Figure collection entries:
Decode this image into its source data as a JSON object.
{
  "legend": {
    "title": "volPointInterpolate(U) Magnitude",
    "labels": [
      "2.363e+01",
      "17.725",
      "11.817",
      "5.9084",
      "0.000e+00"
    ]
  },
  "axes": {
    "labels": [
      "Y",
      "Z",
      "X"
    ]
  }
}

WRITTEN EXERCISE — Restate the listing above word for word.

EXERCISE SOLUTION —
Decode this image into its source data as a JSON object.
{
  "legend": {
    "title": "volPointInterpolate(U) Magnitude",
    "labels": [
      "2.363e+01",
      "17.725",
      "11.817",
      "5.9084",
      "0.000e+00"
    ]
  },
  "axes": {
    "labels": [
      "Y",
      "Z",
      "X"
    ]
  }
}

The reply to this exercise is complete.